Dataset items:
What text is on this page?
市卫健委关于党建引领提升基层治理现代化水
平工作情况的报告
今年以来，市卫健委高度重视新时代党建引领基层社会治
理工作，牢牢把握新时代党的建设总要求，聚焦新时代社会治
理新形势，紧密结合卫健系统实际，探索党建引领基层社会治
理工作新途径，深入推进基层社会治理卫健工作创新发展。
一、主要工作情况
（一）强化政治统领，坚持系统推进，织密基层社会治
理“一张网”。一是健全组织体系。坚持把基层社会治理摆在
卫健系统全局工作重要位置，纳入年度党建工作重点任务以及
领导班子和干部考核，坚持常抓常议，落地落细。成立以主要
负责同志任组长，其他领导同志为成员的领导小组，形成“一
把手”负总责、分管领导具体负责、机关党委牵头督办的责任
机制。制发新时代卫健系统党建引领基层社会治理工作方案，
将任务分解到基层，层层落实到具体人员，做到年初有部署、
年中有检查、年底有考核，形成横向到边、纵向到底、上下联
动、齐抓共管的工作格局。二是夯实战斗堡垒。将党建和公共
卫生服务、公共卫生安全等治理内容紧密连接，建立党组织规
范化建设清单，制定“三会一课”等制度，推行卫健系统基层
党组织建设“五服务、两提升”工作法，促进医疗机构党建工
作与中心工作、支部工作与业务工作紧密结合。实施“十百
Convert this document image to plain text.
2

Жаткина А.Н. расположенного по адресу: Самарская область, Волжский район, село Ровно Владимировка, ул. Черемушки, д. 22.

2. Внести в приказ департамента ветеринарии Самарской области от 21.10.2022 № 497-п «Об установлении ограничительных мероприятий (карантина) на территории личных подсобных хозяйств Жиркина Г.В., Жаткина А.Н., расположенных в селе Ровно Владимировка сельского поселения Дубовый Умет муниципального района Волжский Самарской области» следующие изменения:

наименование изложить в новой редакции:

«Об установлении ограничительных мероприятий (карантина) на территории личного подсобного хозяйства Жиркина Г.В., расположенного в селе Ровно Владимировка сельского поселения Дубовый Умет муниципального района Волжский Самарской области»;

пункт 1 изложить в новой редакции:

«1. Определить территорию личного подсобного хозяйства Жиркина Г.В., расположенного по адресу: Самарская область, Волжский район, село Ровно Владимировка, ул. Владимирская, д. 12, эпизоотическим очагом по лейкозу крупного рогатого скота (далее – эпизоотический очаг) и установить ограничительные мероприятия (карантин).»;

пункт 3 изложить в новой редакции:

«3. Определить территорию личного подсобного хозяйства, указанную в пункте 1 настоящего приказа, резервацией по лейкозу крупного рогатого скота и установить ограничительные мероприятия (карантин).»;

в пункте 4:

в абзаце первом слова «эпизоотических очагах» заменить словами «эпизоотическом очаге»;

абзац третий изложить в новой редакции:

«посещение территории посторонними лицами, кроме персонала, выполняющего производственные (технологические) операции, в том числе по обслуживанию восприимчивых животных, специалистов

_Given request_
Nothing should be left out: repeat all of the data exactly.

_Exercise solution_
What text is on this page?
市卫健委关于党建引领提升基层治理现代化水
平工作情况的报告
今年以来，市卫健委高度重视新时代党建引领基层社会治
理工作，牢牢把握新时代党的建设总要求，聚焦新时代社会治
理新形势，紧密结合卫健系统实际，探索党建引领基层社会治
理工作新途径，深入推进基层社会治理卫健工作创新发展。
一、主要工作情况
（一）强化政治统领，坚持系统推进，织密基层社会治
理“一张网”。一是健全组织体系。坚持把基层社会治理摆在
卫健系统全局工作重要位置，纳入年度党建工作重点任务以及
领导班子和干部考核，坚持常抓常议，落地落细。成立以主要
负责同志任组长，其他领导同志为成员的领导小组，形成“一
把手”负总责、分管领导具体负责、机关党委牵头督办的责任
机制。制发新时代卫健系统党建引领基层社会治理工作方案，
将任务分解到基层，层层落实到具体人员，做到年初有部署、
年中有检查、年底有考核，形成横向到边、纵向到底、上下联
动、齐抓共管的工作格局。二是夯实战斗堡垒。将党建和公共
卫生服务、公共卫生安全等治理内容紧密连接，建立党组织规
范化建设清单，制定“三会一课”等制度，推行卫健系统基层
党组织建设“五服务、两提升”工作法，促进医疗机构党建工
作与中心工作、支部工作与业务工作紧密结合。实施“十百
Convert this document image to plain text.
2

Жаткина А.Н. расположенного по адресу: Самарская область, Волжский район, село Ровно Владимировка, ул. Черемушки, д. 22.

2. Внести в приказ департамента ветеринарии Самарской области от 21.10.2022 № 497-п «Об установлении ограничительных мероприятий (карантина) на территории личных подсобных хозяйств Жиркина Г.В., Жаткина А.Н., расположенных в селе Ровно Владимировка сельского поселения Дубовый Умет муниципального района Волжский Самарской области» следующие изменения:

наименование изложить в новой редакции:

«Об установлении ограничительных мероприятий (карантина) на территории личного подсобного хозяйства Жиркина Г.В., расположенного в селе Ровно Владимировка сельского поселения Дубовый Умет муниципального района Волжский Самарской области»;

пункт 1 изложить в новой редакции:

«1. Определить территорию личного подсобного хозяйства Жиркина Г.В., расположенного по адресу: Самарская область, Волжский район, село Ровно Владимировка, ул. Владимирская, д. 12, эпизоотическим очагом по лейкозу крупного рогатого скота (далее – эпизоотический очаг) и установить ограничительные мероприятия (карантин).»;

пункт 3 изложить в новой редакции:

«3. Определить территорию личного подсобного хозяйства, указанную в пункте 1 настоящего приказа, резервацией по лейкозу крупного рогатого скота и установить ограничительные мероприятия (карантин).»;

в пункте 4:

в абзаце первом слова «эпизоотических очагах» заменить словами «эпизоотическом очаге»;

абзац третий изложить в новой редакции:

«посещение территории посторонними лицами, кроме персонала, выполняющего производственные (технологические) операции, в том числе по обслуживанию восприимчивых животных, специалистов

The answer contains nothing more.